---------- GIVEN DATA ----------
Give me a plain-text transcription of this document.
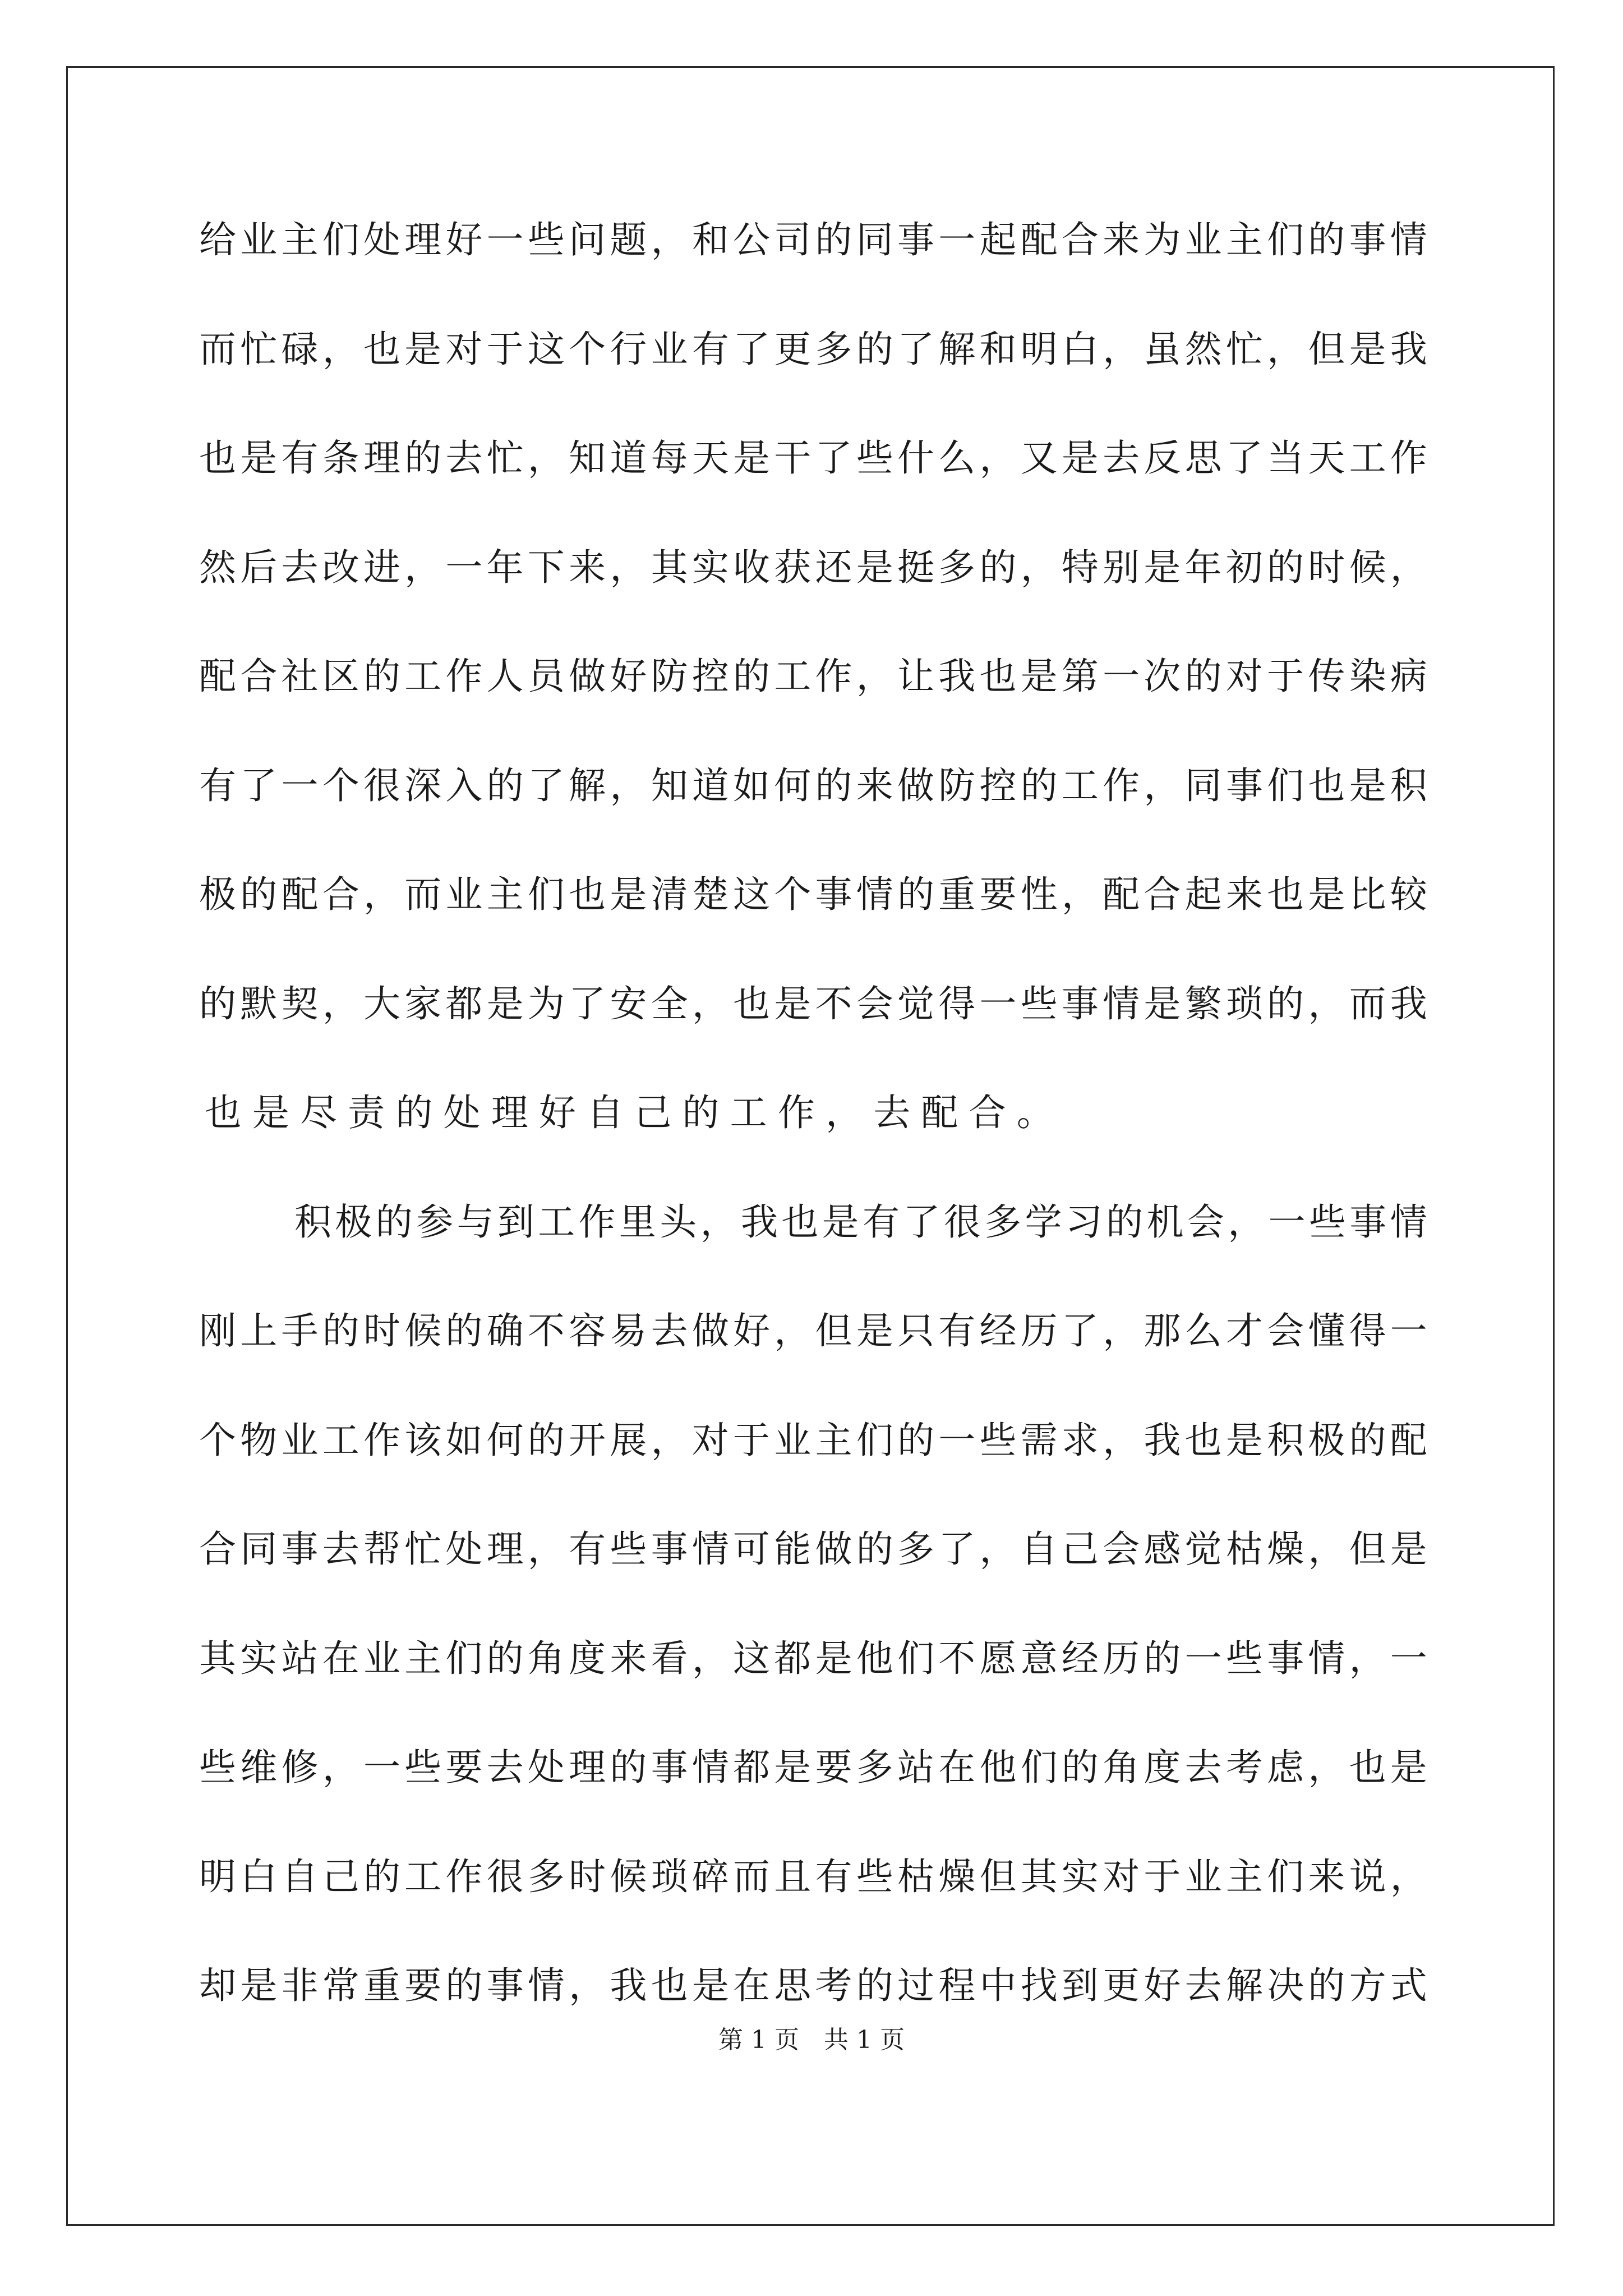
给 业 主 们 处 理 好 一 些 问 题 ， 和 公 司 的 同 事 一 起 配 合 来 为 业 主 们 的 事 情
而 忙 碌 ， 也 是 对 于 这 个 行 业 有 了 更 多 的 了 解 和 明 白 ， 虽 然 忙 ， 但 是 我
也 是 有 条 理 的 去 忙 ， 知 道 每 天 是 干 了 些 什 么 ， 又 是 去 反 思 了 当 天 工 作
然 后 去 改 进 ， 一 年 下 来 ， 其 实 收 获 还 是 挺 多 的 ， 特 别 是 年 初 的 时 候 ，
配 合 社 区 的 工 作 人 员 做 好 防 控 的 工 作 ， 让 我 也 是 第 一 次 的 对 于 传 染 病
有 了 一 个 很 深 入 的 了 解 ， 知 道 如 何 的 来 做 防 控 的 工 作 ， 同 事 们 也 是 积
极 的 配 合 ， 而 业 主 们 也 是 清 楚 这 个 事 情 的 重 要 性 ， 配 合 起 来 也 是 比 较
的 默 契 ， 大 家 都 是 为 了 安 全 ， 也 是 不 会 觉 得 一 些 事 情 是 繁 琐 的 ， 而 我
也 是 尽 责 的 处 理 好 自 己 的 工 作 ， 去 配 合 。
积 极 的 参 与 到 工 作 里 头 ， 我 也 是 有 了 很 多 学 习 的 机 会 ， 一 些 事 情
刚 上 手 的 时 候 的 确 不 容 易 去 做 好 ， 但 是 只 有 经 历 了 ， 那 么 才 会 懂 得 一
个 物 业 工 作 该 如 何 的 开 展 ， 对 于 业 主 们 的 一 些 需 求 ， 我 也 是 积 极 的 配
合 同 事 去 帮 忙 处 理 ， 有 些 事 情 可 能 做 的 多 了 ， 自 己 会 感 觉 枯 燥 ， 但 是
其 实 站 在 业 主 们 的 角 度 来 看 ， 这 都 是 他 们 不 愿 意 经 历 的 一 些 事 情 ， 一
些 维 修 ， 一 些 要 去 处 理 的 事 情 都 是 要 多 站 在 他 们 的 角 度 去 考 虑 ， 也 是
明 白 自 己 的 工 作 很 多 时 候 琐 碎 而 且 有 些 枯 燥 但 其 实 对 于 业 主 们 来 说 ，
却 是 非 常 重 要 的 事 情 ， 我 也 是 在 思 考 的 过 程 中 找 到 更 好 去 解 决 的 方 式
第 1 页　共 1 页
----------
■ AIM OF THE TASK: Reproduce the entries exactly. Do not carry over any picture.

■ FINISHED EXERCISE:
Give me a plain-text transcription of this document.
给 业 主 们 处 理 好 一 些 问 题 ， 和 公 司 的 同 事 一 起 配 合 来 为 业 主 们 的 事 情
而 忙 碌 ， 也 是 对 于 这 个 行 业 有 了 更 多 的 了 解 和 明 白 ， 虽 然 忙 ， 但 是 我
也 是 有 条 理 的 去 忙 ， 知 道 每 天 是 干 了 些 什 么 ， 又 是 去 反 思 了 当 天 工 作
然 后 去 改 进 ， 一 年 下 来 ， 其 实 收 获 还 是 挺 多 的 ， 特 别 是 年 初 的 时 候 ，
配 合 社 区 的 工 作 人 员 做 好 防 控 的 工 作 ， 让 我 也 是 第 一 次 的 对 于 传 染 病
有 了 一 个 很 深 入 的 了 解 ， 知 道 如 何 的 来 做 防 控 的 工 作 ， 同 事 们 也 是 积
极 的 配 合 ， 而 业 主 们 也 是 清 楚 这 个 事 情 的 重 要 性 ， 配 合 起 来 也 是 比 较
的 默 契 ， 大 家 都 是 为 了 安 全 ， 也 是 不 会 觉 得 一 些 事 情 是 繁 琐 的 ， 而 我
也 是 尽 责 的 处 理 好 自 己 的 工 作 ， 去 配 合 。
积 极 的 参 与 到 工 作 里 头 ， 我 也 是 有 了 很 多 学 习 的 机 会 ， 一 些 事 情
刚 上 手 的 时 候 的 确 不 容 易 去 做 好 ， 但 是 只 有 经 历 了 ， 那 么 才 会 懂 得 一
个 物 业 工 作 该 如 何 的 开 展 ， 对 于 业 主 们 的 一 些 需 求 ， 我 也 是 积 极 的 配
合 同 事 去 帮 忙 处 理 ， 有 些 事 情 可 能 做 的 多 了 ， 自 己 会 感 觉 枯 燥 ， 但 是
其 实 站 在 业 主 们 的 角 度 来 看 ， 这 都 是 他 们 不 愿 意 经 历 的 一 些 事 情 ， 一
些 维 修 ， 一 些 要 去 处 理 的 事 情 都 是 要 多 站 在 他 们 的 角 度 去 考 虑 ， 也 是
明 白 自 己 的 工 作 很 多 时 候 琐 碎 而 且 有 些 枯 燥 但 其 实 对 于 业 主 们 来 说 ，
却 是 非 常 重 要 的 事 情 ， 我 也 是 在 思 考 的 过 程 中 找 到 更 好 去 解 决 的 方 式
第 1 页　共 1 页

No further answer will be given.